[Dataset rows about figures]
------------------------------------------------------------------------

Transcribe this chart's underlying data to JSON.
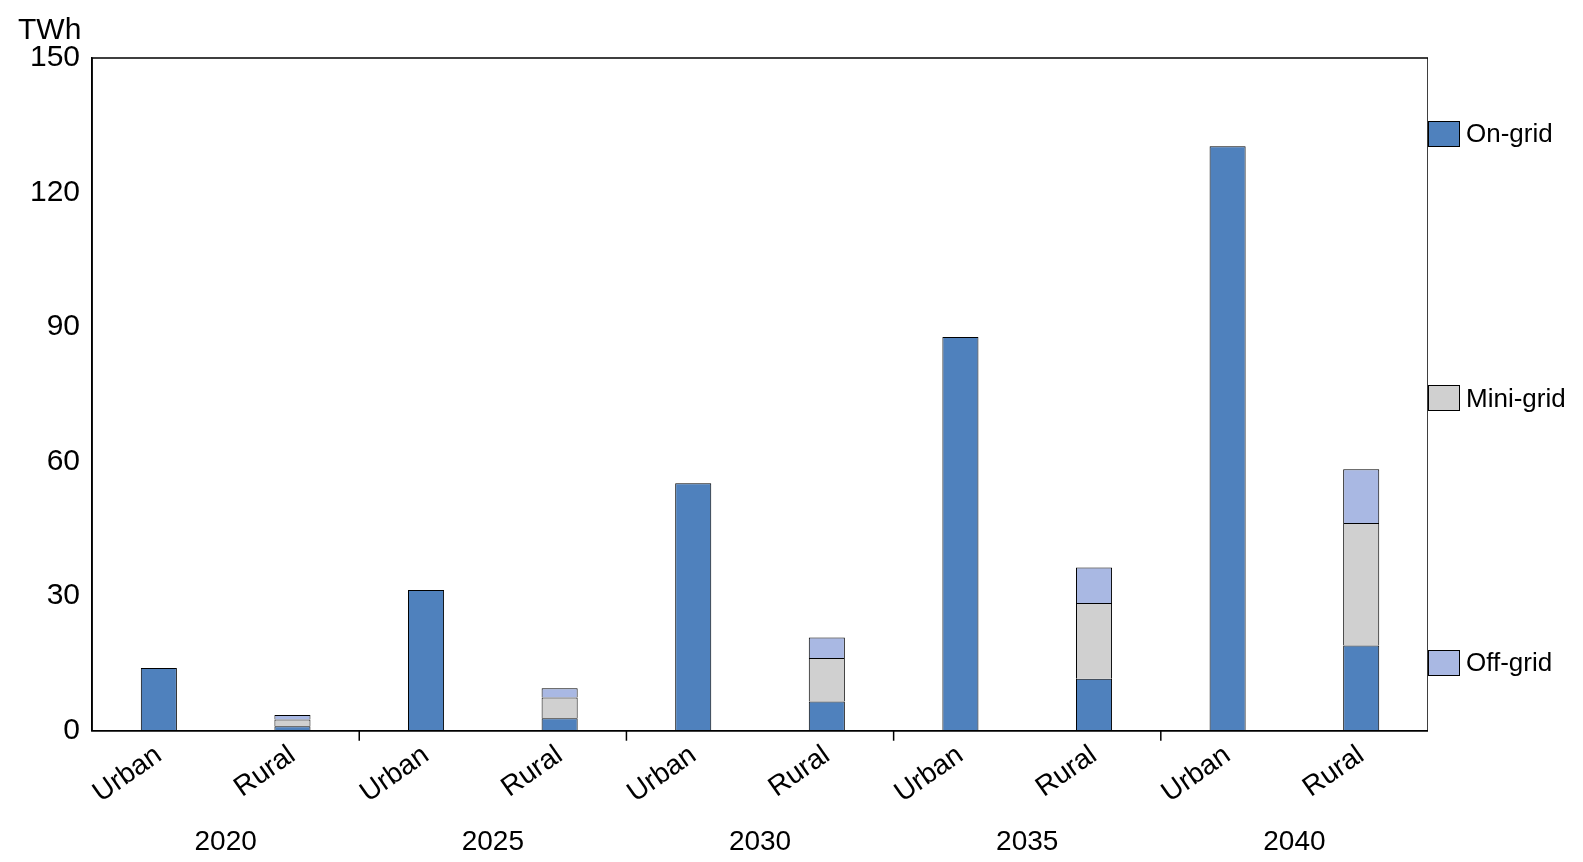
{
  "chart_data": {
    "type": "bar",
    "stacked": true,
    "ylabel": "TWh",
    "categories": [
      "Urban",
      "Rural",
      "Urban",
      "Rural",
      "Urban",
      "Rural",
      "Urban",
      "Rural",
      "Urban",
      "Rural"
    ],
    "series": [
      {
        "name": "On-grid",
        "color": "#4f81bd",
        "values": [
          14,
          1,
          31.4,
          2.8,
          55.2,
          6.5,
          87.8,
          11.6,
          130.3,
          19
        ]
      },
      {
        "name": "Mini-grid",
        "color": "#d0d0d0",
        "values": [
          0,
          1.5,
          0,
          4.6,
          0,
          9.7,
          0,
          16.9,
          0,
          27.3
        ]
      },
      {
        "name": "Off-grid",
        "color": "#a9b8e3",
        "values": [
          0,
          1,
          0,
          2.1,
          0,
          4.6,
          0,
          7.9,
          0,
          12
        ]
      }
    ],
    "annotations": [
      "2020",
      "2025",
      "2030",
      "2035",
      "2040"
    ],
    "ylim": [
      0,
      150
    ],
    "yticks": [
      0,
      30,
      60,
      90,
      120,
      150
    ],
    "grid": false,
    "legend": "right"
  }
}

------------------------------------------------------------------------

> [Given task] Copy the entries above faithfully and omit every image.

> [Output]
Transcribe this chart's underlying data to JSON.
{
  "chart_data": {
    "type": "bar",
    "stacked": true,
    "ylabel": "TWh",
    "categories": [
      "Urban",
      "Rural",
      "Urban",
      "Rural",
      "Urban",
      "Rural",
      "Urban",
      "Rural",
      "Urban",
      "Rural"
    ],
    "series": [
      {
        "name": "On-grid",
        "color": "#4f81bd",
        "values": [
          14,
          1,
          31.4,
          2.8,
          55.2,
          6.5,
          87.8,
          11.6,
          130.3,
          19
        ]
      },
      {
        "name": "Mini-grid",
        "color": "#d0d0d0",
        "values": [
          0,
          1.5,
          0,
          4.6,
          0,
          9.7,
          0,
          16.9,
          0,
          27.3
        ]
      },
      {
        "name": "Off-grid",
        "color": "#a9b8e3",
        "values": [
          0,
          1,
          0,
          2.1,
          0,
          4.6,
          0,
          7.9,
          0,
          12
        ]
      }
    ],
    "annotations": [
      "2020",
      "2025",
      "2030",
      "2035",
      "2040"
    ],
    "ylim": [
      0,
      150
    ],
    "yticks": [
      0,
      30,
      60,
      90,
      120,
      150
    ],
    "grid": false,
    "legend": "right"
  }
}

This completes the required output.